PROBLEM – Pictures aside, quote the whole listing exactly.

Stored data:
────────────────

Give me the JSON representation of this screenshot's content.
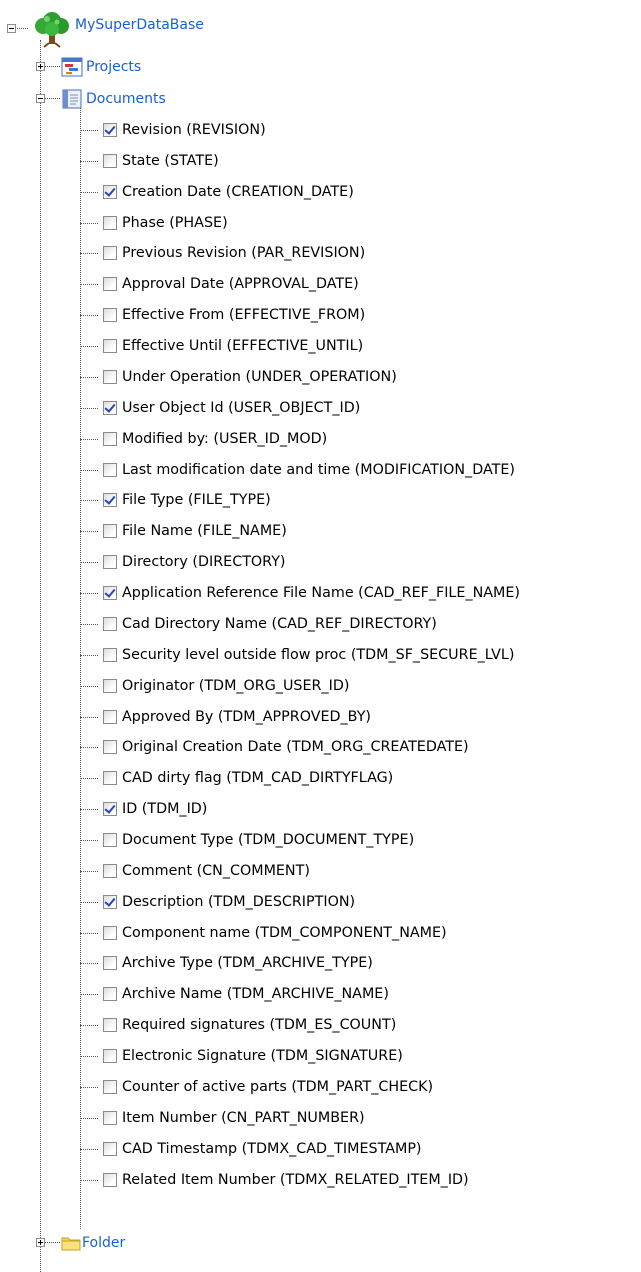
{
  "root": {
    "label": "MySuperDataBase",
    "icon": "tree-database-icon",
    "expanded": true
  },
  "nodes": {
    "projects": {
      "label": "Projects",
      "icon": "projects-chart-icon",
      "expanded": false
    },
    "documents": {
      "label": "Documents",
      "icon": "document-icon",
      "expanded": true
    },
    "folder": {
      "label": "Folder",
      "icon": "folder-icon",
      "expanded": false
    }
  },
  "fields": [
    {
      "label": "Revision (REVISION)",
      "checked": true
    },
    {
      "label": "State (STATE)",
      "checked": false
    },
    {
      "label": "Creation Date (CREATION_DATE)",
      "checked": true
    },
    {
      "label": "Phase (PHASE)",
      "checked": false
    },
    {
      "label": "Previous Revision (PAR_REVISION)",
      "checked": false
    },
    {
      "label": "Approval Date (APPROVAL_DATE)",
      "checked": false
    },
    {
      "label": "Effective From (EFFECTIVE_FROM)",
      "checked": false
    },
    {
      "label": "Effective Until (EFFECTIVE_UNTIL)",
      "checked": false
    },
    {
      "label": "Under Operation (UNDER_OPERATION)",
      "checked": false
    },
    {
      "label": "User Object Id (USER_OBJECT_ID)",
      "checked": true
    },
    {
      "label": "Modified by: (USER_ID_MOD)",
      "checked": false
    },
    {
      "label": "Last modification date and time (MODIFICATION_DATE)",
      "checked": false
    },
    {
      "label": "File Type (FILE_TYPE)",
      "checked": true
    },
    {
      "label": "File Name (FILE_NAME)",
      "checked": false
    },
    {
      "label": "Directory (DIRECTORY)",
      "checked": false
    },
    {
      "label": "Application Reference File Name (CAD_REF_FILE_NAME)",
      "checked": true
    },
    {
      "label": "Cad Directory Name (CAD_REF_DIRECTORY)",
      "checked": false
    },
    {
      "label": "Security level outside flow proc (TDM_SF_SECURE_LVL)",
      "checked": false
    },
    {
      "label": "Originator (TDM_ORG_USER_ID)",
      "checked": false
    },
    {
      "label": "Approved By (TDM_APPROVED_BY)",
      "checked": false
    },
    {
      "label": "Original Creation Date (TDM_ORG_CREATEDATE)",
      "checked": false
    },
    {
      "label": "CAD dirty flag (TDM_CAD_DIRTYFLAG)",
      "checked": false
    },
    {
      "label": "ID (TDM_ID)",
      "checked": true
    },
    {
      "label": "Document Type (TDM_DOCUMENT_TYPE)",
      "checked": false
    },
    {
      "label": "Comment (CN_COMMENT)",
      "checked": false
    },
    {
      "label": "Description (TDM_DESCRIPTION)",
      "checked": true
    },
    {
      "label": "Component name (TDM_COMPONENT_NAME)",
      "checked": false
    },
    {
      "label": "Archive Type (TDM_ARCHIVE_TYPE)",
      "checked": false
    },
    {
      "label": "Archive Name (TDM_ARCHIVE_NAME)",
      "checked": false
    },
    {
      "label": "Required signatures (TDM_ES_COUNT)",
      "checked": false
    },
    {
      "label": "Electronic Signature (TDM_SIGNATURE)",
      "checked": false
    },
    {
      "label": "Counter of active parts (TDM_PART_CHECK)",
      "checked": false
    },
    {
      "label": "Item Number (CN_PART_NUMBER)",
      "checked": false
    },
    {
      "label": "CAD Timestamp (TDMX_CAD_TIMESTAMP)",
      "checked": false
    },
    {
      "label": "Related Item Number (TDMX_RELATED_ITEM_ID)",
      "checked": false
    }
  ]
}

────────────────

SOLUTION TO THIS TASK –
Give me the JSON representation of this screenshot's content.
{
  "root": {
    "label": "MySuperDataBase",
    "icon": "tree-database-icon",
    "expanded": true
  },
  "nodes": {
    "projects": {
      "label": "Projects",
      "icon": "projects-chart-icon",
      "expanded": false
    },
    "documents": {
      "label": "Documents",
      "icon": "document-icon",
      "expanded": true
    },
    "folder": {
      "label": "Folder",
      "icon": "folder-icon",
      "expanded": false
    }
  },
  "fields": [
    {
      "label": "Revision (REVISION)",
      "checked": true
    },
    {
      "label": "State (STATE)",
      "checked": false
    },
    {
      "label": "Creation Date (CREATION_DATE)",
      "checked": true
    },
    {
      "label": "Phase (PHASE)",
      "checked": false
    },
    {
      "label": "Previous Revision (PAR_REVISION)",
      "checked": false
    },
    {
      "label": "Approval Date (APPROVAL_DATE)",
      "checked": false
    },
    {
      "label": "Effective From (EFFECTIVE_FROM)",
      "checked": false
    },
    {
      "label": "Effective Until (EFFECTIVE_UNTIL)",
      "checked": false
    },
    {
      "label": "Under Operation (UNDER_OPERATION)",
      "checked": false
    },
    {
      "label": "User Object Id (USER_OBJECT_ID)",
      "checked": true
    },
    {
      "label": "Modified by: (USER_ID_MOD)",
      "checked": false
    },
    {
      "label": "Last modification date and time (MODIFICATION_DATE)",
      "checked": false
    },
    {
      "label": "File Type (FILE_TYPE)",
      "checked": true
    },
    {
      "label": "File Name (FILE_NAME)",
      "checked": false
    },
    {
      "label": "Directory (DIRECTORY)",
      "checked": false
    },
    {
      "label": "Application Reference File Name (CAD_REF_FILE_NAME)",
      "checked": true
    },
    {
      "label": "Cad Directory Name (CAD_REF_DIRECTORY)",
      "checked": false
    },
    {
      "label": "Security level outside flow proc (TDM_SF_SECURE_LVL)",
      "checked": false
    },
    {
      "label": "Originator (TDM_ORG_USER_ID)",
      "checked": false
    },
    {
      "label": "Approved By (TDM_APPROVED_BY)",
      "checked": false
    },
    {
      "label": "Original Creation Date (TDM_ORG_CREATEDATE)",
      "checked": false
    },
    {
      "label": "CAD dirty flag (TDM_CAD_DIRTYFLAG)",
      "checked": false
    },
    {
      "label": "ID (TDM_ID)",
      "checked": true
    },
    {
      "label": "Document Type (TDM_DOCUMENT_TYPE)",
      "checked": false
    },
    {
      "label": "Comment (CN_COMMENT)",
      "checked": false
    },
    {
      "label": "Description (TDM_DESCRIPTION)",
      "checked": true
    },
    {
      "label": "Component name (TDM_COMPONENT_NAME)",
      "checked": false
    },
    {
      "label": "Archive Type (TDM_ARCHIVE_TYPE)",
      "checked": false
    },
    {
      "label": "Archive Name (TDM_ARCHIVE_NAME)",
      "checked": false
    },
    {
      "label": "Required signatures (TDM_ES_COUNT)",
      "checked": false
    },
    {
      "label": "Electronic Signature (TDM_SIGNATURE)",
      "checked": false
    },
    {
      "label": "Counter of active parts (TDM_PART_CHECK)",
      "checked": false
    },
    {
      "label": "Item Number (CN_PART_NUMBER)",
      "checked": false
    },
    {
      "label": "CAD Timestamp (TDMX_CAD_TIMESTAMP)",
      "checked": false
    },
    {
      "label": "Related Item Number (TDMX_RELATED_ITEM_ID)",
      "checked": false
    }
  ]
}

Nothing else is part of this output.